Task to complete ->
Reproduce every entry that follows word for word, but omit the images.

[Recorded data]
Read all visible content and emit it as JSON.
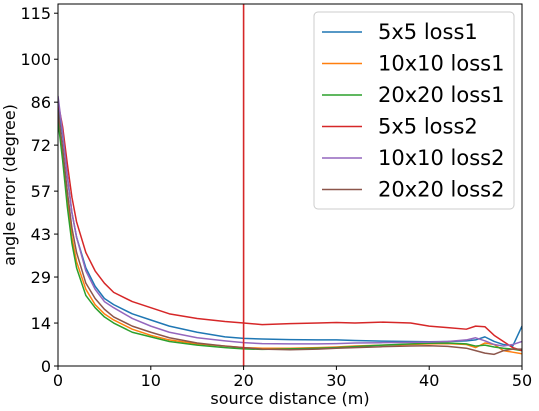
{
  "chart_data": {
    "type": "line",
    "title": "",
    "xlabel": "source distance (m)",
    "ylabel": "angle error (degree)",
    "xlim": [
      0,
      50
    ],
    "ylim": [
      0,
      118
    ],
    "xticks": [
      0,
      10,
      20,
      30,
      40,
      50
    ],
    "xtick_labels": [
      "0",
      "10",
      "20",
      "30",
      "40",
      "50"
    ],
    "yticks": [
      0,
      14,
      29,
      43,
      57,
      72,
      86,
      100,
      115
    ],
    "ytick_labels": [
      "0",
      "14",
      "29",
      "43",
      "57",
      "72",
      "86",
      "100",
      "115"
    ],
    "grid": false,
    "legend_position": "top-right",
    "vline": {
      "x": 20,
      "color": "#d62728"
    },
    "x": [
      0,
      0.5,
      1,
      1.5,
      2,
      3,
      4,
      5,
      6,
      8,
      10,
      12,
      15,
      18,
      20,
      22,
      25,
      28,
      30,
      32,
      35,
      38,
      40,
      42,
      44,
      45,
      46,
      47,
      48,
      49,
      50
    ],
    "series": [
      {
        "name": "5x5 loss1",
        "color": "#1f77b4",
        "values": [
          85,
          75,
          62,
          50,
          42,
          32,
          26,
          22,
          20,
          17,
          15,
          13,
          11,
          9.5,
          9,
          8.8,
          8.6,
          8.5,
          8.5,
          8.3,
          8.1,
          8,
          7.9,
          8,
          8.2,
          8.5,
          9.5,
          8,
          7,
          6.5,
          13
        ]
      },
      {
        "name": "10x10 loss1",
        "color": "#ff7f0e",
        "values": [
          82,
          70,
          55,
          42,
          34,
          25,
          20,
          17,
          15,
          12,
          10,
          8.5,
          7.2,
          6.5,
          6,
          5.8,
          5.8,
          6,
          6.2,
          6.5,
          6.8,
          7,
          7.2,
          7.3,
          7,
          6,
          7.5,
          7,
          5,
          4.5,
          4
        ]
      },
      {
        "name": "20x20 loss1",
        "color": "#2ca02c",
        "values": [
          80,
          67,
          52,
          40,
          32,
          23,
          19,
          16,
          14,
          11,
          9.5,
          8,
          6.8,
          6,
          5.6,
          5.4,
          5.6,
          5.8,
          6,
          6.3,
          6.8,
          7.2,
          7.4,
          7.5,
          7.2,
          6.5,
          6.8,
          6.2,
          5.8,
          5.5,
          5
        ]
      },
      {
        "name": "5x5 loss2",
        "color": "#d62728",
        "values": [
          86,
          78,
          66,
          55,
          47,
          37,
          31,
          27,
          24,
          21,
          19,
          17,
          15.5,
          14.5,
          14,
          13.5,
          13.8,
          14,
          14.2,
          14,
          14.3,
          14,
          13,
          12.5,
          12,
          13,
          12.8,
          10,
          8,
          6,
          5
        ]
      },
      {
        "name": "10x10 loss2",
        "color": "#9467bd",
        "values": [
          88,
          76,
          62,
          50,
          42,
          31,
          25,
          21,
          19,
          15.5,
          13,
          11,
          9.2,
          8.2,
          7.6,
          7.3,
          7.2,
          7.2,
          7.3,
          7.5,
          7.6,
          7.7,
          7.8,
          8,
          8.5,
          9.2,
          8.2,
          7,
          6.5,
          7,
          8
        ]
      },
      {
        "name": "20x20 loss2",
        "color": "#8c564b",
        "values": [
          83,
          71,
          57,
          45,
          37,
          27,
          22,
          18.5,
          16,
          13,
          11,
          9.2,
          7.5,
          6.5,
          6,
          5.5,
          5.3,
          5.5,
          5.8,
          6,
          6.3,
          6.5,
          6.6,
          6.4,
          5.8,
          5,
          4.2,
          3.8,
          5,
          5.5,
          5.5
        ]
      }
    ]
  }
}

Completed exercise ->
Read all visible content and emit it as JSON.
{
  "chart_data": {
    "type": "line",
    "title": "",
    "xlabel": "source distance (m)",
    "ylabel": "angle error (degree)",
    "xlim": [
      0,
      50
    ],
    "ylim": [
      0,
      118
    ],
    "xticks": [
      0,
      10,
      20,
      30,
      40,
      50
    ],
    "xtick_labels": [
      "0",
      "10",
      "20",
      "30",
      "40",
      "50"
    ],
    "yticks": [
      0,
      14,
      29,
      43,
      57,
      72,
      86,
      100,
      115
    ],
    "ytick_labels": [
      "0",
      "14",
      "29",
      "43",
      "57",
      "72",
      "86",
      "100",
      "115"
    ],
    "grid": false,
    "legend_position": "top-right",
    "vline": {
      "x": 20,
      "color": "#d62728"
    },
    "x": [
      0,
      0.5,
      1,
      1.5,
      2,
      3,
      4,
      5,
      6,
      8,
      10,
      12,
      15,
      18,
      20,
      22,
      25,
      28,
      30,
      32,
      35,
      38,
      40,
      42,
      44,
      45,
      46,
      47,
      48,
      49,
      50
    ],
    "series": [
      {
        "name": "5x5 loss1",
        "color": "#1f77b4",
        "values": [
          85,
          75,
          62,
          50,
          42,
          32,
          26,
          22,
          20,
          17,
          15,
          13,
          11,
          9.5,
          9,
          8.8,
          8.6,
          8.5,
          8.5,
          8.3,
          8.1,
          8,
          7.9,
          8,
          8.2,
          8.5,
          9.5,
          8,
          7,
          6.5,
          13
        ]
      },
      {
        "name": "10x10 loss1",
        "color": "#ff7f0e",
        "values": [
          82,
          70,
          55,
          42,
          34,
          25,
          20,
          17,
          15,
          12,
          10,
          8.5,
          7.2,
          6.5,
          6,
          5.8,
          5.8,
          6,
          6.2,
          6.5,
          6.8,
          7,
          7.2,
          7.3,
          7,
          6,
          7.5,
          7,
          5,
          4.5,
          4
        ]
      },
      {
        "name": "20x20 loss1",
        "color": "#2ca02c",
        "values": [
          80,
          67,
          52,
          40,
          32,
          23,
          19,
          16,
          14,
          11,
          9.5,
          8,
          6.8,
          6,
          5.6,
          5.4,
          5.6,
          5.8,
          6,
          6.3,
          6.8,
          7.2,
          7.4,
          7.5,
          7.2,
          6.5,
          6.8,
          6.2,
          5.8,
          5.5,
          5
        ]
      },
      {
        "name": "5x5 loss2",
        "color": "#d62728",
        "values": [
          86,
          78,
          66,
          55,
          47,
          37,
          31,
          27,
          24,
          21,
          19,
          17,
          15.5,
          14.5,
          14,
          13.5,
          13.8,
          14,
          14.2,
          14,
          14.3,
          14,
          13,
          12.5,
          12,
          13,
          12.8,
          10,
          8,
          6,
          5
        ]
      },
      {
        "name": "10x10 loss2",
        "color": "#9467bd",
        "values": [
          88,
          76,
          62,
          50,
          42,
          31,
          25,
          21,
          19,
          15.5,
          13,
          11,
          9.2,
          8.2,
          7.6,
          7.3,
          7.2,
          7.2,
          7.3,
          7.5,
          7.6,
          7.7,
          7.8,
          8,
          8.5,
          9.2,
          8.2,
          7,
          6.5,
          7,
          8
        ]
      },
      {
        "name": "20x20 loss2",
        "color": "#8c564b",
        "values": [
          83,
          71,
          57,
          45,
          37,
          27,
          22,
          18.5,
          16,
          13,
          11,
          9.2,
          7.5,
          6.5,
          6,
          5.5,
          5.3,
          5.5,
          5.8,
          6,
          6.3,
          6.5,
          6.6,
          6.4,
          5.8,
          5,
          4.2,
          3.8,
          5,
          5.5,
          5.5
        ]
      }
    ]
  }
}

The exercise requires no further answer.